[BEGIN AVAILABLE DATA]

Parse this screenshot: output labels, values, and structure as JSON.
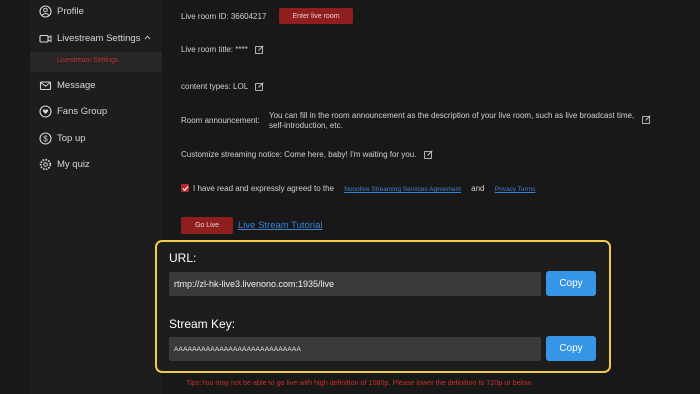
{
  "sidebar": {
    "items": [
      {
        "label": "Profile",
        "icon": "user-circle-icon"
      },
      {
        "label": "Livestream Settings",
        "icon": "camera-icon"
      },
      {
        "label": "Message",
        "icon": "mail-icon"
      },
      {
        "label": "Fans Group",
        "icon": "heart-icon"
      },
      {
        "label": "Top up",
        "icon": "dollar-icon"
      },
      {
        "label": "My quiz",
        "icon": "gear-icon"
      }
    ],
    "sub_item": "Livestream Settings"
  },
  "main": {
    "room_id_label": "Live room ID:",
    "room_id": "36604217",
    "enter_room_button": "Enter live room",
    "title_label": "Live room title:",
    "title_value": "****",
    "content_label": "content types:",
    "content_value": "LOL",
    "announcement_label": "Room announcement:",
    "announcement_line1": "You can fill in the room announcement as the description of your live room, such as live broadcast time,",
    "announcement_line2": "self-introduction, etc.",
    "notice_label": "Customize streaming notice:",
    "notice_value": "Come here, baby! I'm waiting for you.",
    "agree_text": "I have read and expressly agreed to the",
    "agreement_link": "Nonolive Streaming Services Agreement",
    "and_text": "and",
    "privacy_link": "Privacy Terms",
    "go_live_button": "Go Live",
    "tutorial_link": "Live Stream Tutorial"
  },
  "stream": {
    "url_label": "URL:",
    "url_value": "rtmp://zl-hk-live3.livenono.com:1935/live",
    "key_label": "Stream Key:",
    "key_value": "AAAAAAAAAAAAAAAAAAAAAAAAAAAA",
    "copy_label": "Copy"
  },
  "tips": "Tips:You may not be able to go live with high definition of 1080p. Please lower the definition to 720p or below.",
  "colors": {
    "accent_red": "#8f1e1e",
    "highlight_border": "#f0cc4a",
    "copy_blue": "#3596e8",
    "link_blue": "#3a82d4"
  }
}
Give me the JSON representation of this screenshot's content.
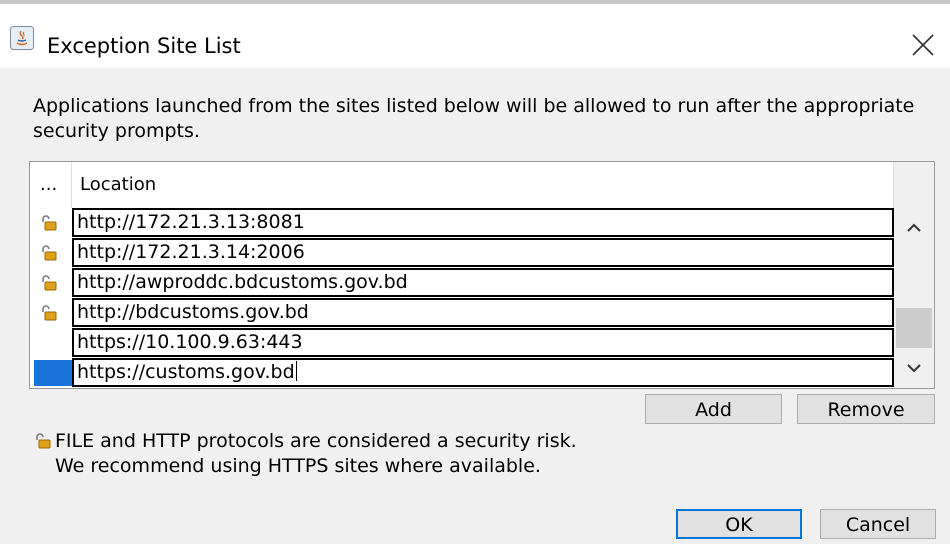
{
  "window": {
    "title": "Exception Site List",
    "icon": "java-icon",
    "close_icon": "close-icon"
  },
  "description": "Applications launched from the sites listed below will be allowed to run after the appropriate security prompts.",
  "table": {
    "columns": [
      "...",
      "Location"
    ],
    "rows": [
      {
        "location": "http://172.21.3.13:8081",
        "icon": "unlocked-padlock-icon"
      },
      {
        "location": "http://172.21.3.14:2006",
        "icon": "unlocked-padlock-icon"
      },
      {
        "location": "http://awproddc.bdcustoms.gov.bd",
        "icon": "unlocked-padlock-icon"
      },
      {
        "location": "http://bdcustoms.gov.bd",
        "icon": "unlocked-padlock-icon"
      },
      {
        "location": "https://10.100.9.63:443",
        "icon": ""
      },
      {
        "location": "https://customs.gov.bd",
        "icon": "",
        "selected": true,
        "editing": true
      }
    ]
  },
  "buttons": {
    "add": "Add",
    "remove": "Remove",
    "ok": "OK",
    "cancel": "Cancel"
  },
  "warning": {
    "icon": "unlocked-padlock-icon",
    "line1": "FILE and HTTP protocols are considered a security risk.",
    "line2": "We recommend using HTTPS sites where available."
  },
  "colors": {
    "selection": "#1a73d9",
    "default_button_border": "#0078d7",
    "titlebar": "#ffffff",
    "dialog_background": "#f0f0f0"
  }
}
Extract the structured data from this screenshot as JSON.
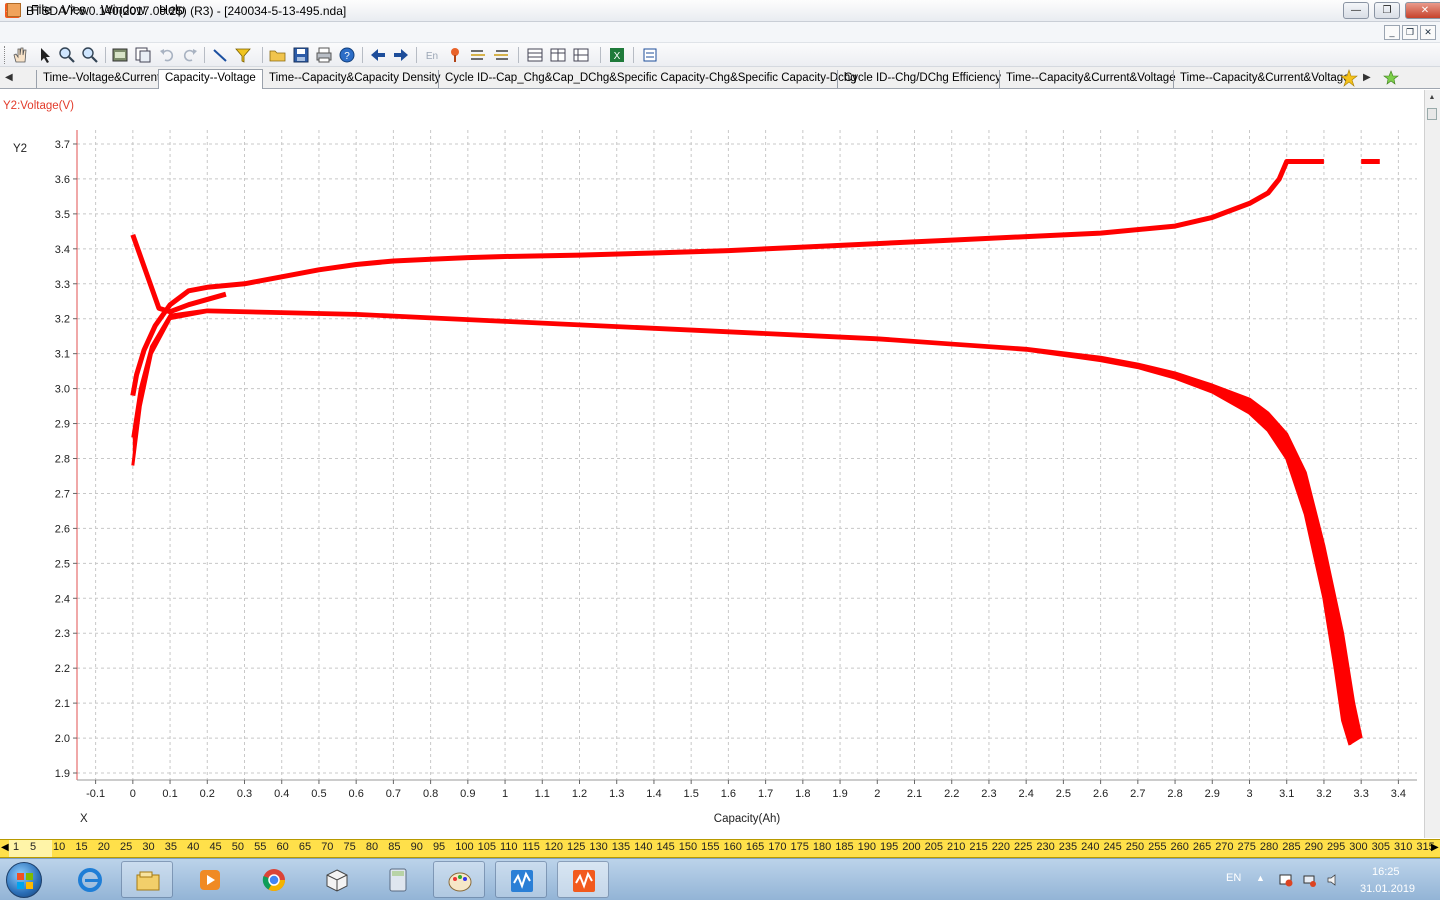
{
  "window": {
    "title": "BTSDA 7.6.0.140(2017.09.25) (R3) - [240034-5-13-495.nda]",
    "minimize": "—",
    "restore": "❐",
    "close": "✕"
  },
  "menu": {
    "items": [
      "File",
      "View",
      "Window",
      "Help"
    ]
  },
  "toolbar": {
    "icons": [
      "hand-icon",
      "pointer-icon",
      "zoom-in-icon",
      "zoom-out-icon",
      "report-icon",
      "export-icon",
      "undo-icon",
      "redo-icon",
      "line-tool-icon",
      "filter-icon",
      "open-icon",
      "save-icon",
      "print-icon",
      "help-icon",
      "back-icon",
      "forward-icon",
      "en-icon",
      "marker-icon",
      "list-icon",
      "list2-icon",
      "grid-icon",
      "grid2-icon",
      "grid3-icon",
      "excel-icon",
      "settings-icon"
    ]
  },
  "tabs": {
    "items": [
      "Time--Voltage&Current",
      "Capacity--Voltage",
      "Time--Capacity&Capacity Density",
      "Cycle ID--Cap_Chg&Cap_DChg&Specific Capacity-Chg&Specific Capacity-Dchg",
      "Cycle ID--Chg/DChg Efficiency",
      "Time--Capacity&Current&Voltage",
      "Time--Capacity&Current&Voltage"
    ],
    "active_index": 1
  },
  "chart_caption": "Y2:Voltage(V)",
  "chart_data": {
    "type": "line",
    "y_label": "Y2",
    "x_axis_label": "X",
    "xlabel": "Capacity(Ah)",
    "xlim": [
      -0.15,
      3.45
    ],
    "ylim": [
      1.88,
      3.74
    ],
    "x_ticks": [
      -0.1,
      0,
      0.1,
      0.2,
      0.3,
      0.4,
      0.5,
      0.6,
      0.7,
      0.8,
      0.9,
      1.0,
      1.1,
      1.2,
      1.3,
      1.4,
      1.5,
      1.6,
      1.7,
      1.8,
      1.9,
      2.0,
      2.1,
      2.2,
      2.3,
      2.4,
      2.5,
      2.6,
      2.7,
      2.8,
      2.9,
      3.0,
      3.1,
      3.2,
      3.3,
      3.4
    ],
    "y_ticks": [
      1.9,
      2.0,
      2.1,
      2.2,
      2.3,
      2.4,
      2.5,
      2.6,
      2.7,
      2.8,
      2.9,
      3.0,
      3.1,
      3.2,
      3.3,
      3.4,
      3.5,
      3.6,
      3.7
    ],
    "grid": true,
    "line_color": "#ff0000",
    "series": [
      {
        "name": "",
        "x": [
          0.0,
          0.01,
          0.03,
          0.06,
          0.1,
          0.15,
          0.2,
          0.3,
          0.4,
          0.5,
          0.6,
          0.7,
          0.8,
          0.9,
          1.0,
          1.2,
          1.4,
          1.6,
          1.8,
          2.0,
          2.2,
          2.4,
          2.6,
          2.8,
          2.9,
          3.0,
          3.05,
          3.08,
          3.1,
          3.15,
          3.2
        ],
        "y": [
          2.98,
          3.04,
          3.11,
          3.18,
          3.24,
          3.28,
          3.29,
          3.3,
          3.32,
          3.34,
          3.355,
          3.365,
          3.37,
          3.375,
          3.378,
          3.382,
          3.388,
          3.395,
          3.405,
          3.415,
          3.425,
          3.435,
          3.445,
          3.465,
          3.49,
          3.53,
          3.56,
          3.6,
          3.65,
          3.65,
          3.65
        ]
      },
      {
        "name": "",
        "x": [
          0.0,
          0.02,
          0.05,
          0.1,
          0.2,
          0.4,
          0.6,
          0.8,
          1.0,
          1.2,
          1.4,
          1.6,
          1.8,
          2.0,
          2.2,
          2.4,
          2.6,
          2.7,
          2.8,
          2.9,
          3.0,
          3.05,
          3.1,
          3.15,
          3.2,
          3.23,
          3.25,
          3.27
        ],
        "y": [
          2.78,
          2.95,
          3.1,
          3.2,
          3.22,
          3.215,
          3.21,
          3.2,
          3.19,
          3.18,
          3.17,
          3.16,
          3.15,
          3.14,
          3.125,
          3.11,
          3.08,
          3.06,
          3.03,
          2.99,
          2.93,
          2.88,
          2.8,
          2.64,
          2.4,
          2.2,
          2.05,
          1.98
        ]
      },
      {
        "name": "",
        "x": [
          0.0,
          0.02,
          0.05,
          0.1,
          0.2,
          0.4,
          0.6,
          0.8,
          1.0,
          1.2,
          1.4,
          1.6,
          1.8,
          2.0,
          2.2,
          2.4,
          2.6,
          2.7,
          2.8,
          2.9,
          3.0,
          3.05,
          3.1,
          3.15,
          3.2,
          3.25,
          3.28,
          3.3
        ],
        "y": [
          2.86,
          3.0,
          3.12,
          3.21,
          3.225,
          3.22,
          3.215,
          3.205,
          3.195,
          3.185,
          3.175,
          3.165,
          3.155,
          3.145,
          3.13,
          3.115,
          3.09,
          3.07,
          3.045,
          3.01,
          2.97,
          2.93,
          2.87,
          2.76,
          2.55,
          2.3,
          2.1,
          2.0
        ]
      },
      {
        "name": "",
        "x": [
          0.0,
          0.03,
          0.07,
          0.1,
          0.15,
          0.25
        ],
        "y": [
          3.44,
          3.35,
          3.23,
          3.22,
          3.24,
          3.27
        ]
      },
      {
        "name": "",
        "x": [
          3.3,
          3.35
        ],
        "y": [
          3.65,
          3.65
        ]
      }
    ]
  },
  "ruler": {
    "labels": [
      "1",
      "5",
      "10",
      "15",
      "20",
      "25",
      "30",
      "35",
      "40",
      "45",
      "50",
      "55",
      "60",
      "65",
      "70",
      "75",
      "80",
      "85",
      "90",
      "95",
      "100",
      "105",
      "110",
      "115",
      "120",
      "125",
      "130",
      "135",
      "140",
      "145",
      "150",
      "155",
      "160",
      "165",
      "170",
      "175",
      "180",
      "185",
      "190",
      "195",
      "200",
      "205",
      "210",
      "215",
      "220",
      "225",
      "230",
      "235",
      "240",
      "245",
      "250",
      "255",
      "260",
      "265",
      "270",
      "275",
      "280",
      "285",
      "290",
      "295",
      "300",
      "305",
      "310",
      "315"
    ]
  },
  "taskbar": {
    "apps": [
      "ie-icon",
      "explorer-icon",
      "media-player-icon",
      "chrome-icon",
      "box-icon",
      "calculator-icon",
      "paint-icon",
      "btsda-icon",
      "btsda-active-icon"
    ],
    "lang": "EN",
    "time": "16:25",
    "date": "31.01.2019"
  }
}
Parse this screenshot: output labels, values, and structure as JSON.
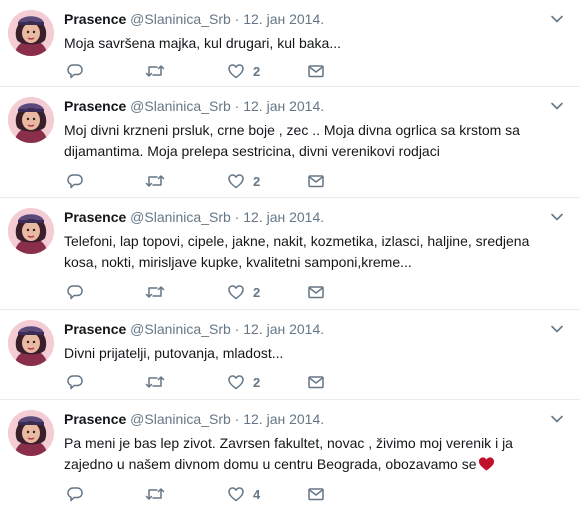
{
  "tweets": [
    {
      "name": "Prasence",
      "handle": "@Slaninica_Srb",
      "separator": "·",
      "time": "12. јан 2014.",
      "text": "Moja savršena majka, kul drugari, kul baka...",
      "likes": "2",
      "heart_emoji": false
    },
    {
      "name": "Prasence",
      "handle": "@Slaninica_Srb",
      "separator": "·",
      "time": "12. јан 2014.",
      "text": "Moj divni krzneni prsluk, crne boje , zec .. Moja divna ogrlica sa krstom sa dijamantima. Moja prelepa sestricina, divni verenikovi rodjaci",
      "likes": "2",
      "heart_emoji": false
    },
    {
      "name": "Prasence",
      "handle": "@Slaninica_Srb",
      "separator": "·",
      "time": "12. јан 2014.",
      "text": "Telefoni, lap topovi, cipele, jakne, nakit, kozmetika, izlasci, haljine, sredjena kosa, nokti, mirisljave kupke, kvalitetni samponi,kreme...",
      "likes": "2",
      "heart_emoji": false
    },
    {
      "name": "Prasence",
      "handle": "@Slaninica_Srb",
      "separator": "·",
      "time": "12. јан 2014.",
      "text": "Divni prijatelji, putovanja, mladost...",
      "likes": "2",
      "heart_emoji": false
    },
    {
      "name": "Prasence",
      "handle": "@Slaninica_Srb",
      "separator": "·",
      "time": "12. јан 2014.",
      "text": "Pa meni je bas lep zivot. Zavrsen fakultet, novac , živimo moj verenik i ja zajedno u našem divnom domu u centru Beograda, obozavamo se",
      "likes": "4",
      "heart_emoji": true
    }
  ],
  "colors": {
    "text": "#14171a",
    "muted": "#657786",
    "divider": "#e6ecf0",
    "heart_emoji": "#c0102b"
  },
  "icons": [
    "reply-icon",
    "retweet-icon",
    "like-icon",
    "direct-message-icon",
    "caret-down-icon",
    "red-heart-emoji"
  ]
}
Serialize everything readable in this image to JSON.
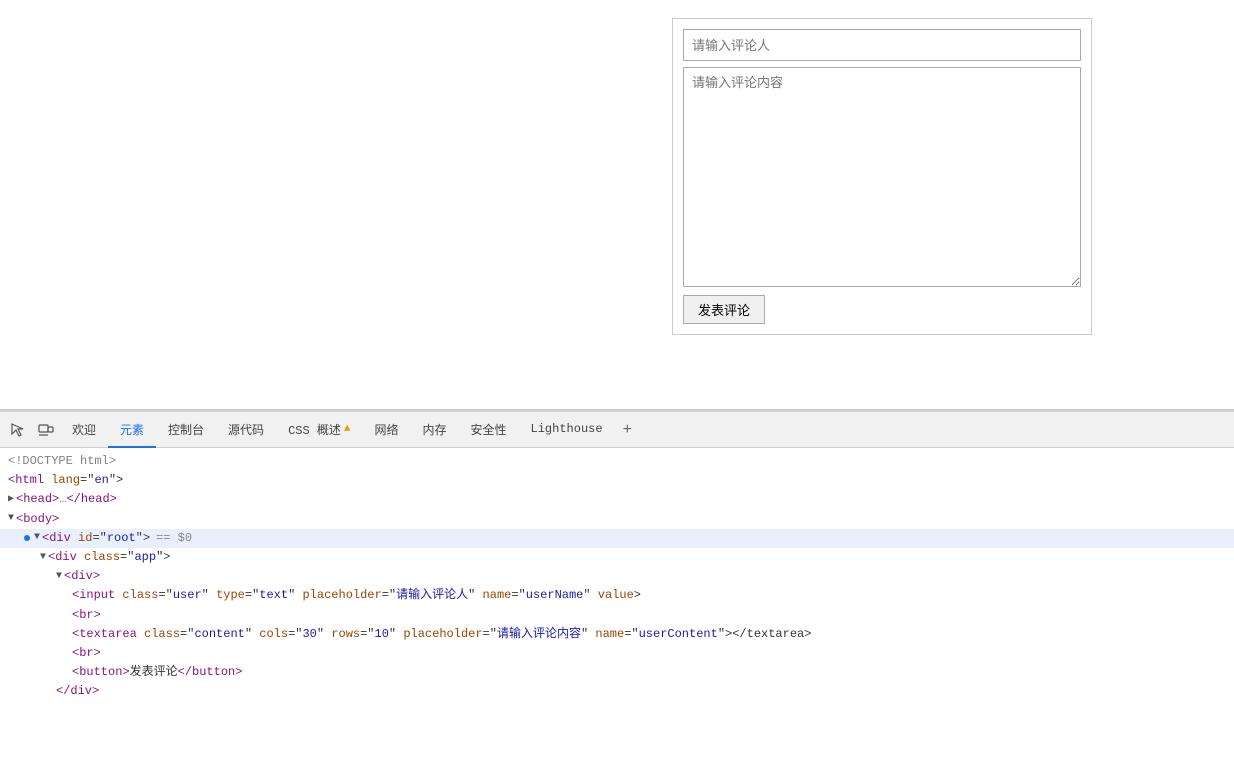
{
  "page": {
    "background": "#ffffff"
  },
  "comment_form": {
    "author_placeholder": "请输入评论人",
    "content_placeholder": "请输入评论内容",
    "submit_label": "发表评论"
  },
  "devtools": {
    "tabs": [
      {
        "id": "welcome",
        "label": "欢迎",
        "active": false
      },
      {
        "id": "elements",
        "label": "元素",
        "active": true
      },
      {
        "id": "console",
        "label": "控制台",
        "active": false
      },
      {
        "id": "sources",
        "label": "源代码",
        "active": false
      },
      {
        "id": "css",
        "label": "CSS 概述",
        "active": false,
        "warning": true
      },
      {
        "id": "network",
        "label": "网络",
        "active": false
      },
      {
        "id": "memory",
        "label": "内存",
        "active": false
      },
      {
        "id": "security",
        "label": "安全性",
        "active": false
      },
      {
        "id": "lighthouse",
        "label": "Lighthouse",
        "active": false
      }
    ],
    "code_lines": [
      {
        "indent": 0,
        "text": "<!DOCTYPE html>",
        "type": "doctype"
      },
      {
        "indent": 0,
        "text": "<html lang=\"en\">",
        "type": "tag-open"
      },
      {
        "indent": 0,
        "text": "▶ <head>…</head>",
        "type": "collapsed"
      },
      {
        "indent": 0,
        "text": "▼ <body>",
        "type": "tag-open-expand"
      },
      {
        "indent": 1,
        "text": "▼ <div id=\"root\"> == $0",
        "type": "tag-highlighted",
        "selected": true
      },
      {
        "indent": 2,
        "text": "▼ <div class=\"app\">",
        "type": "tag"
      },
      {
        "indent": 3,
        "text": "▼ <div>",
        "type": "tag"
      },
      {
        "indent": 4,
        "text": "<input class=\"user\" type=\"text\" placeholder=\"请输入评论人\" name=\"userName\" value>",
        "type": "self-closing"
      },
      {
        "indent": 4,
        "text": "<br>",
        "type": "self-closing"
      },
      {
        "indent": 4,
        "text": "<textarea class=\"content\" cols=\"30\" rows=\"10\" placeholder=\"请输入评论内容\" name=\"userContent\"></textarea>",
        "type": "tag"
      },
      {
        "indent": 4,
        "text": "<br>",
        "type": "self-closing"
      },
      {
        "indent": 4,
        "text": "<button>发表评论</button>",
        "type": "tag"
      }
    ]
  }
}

[END AVAILABLE DATA]

**AIM**
Count each line of the entries that holds the word "请输入评论人", then state the total and nothing more.

**FINISHED TASK**
2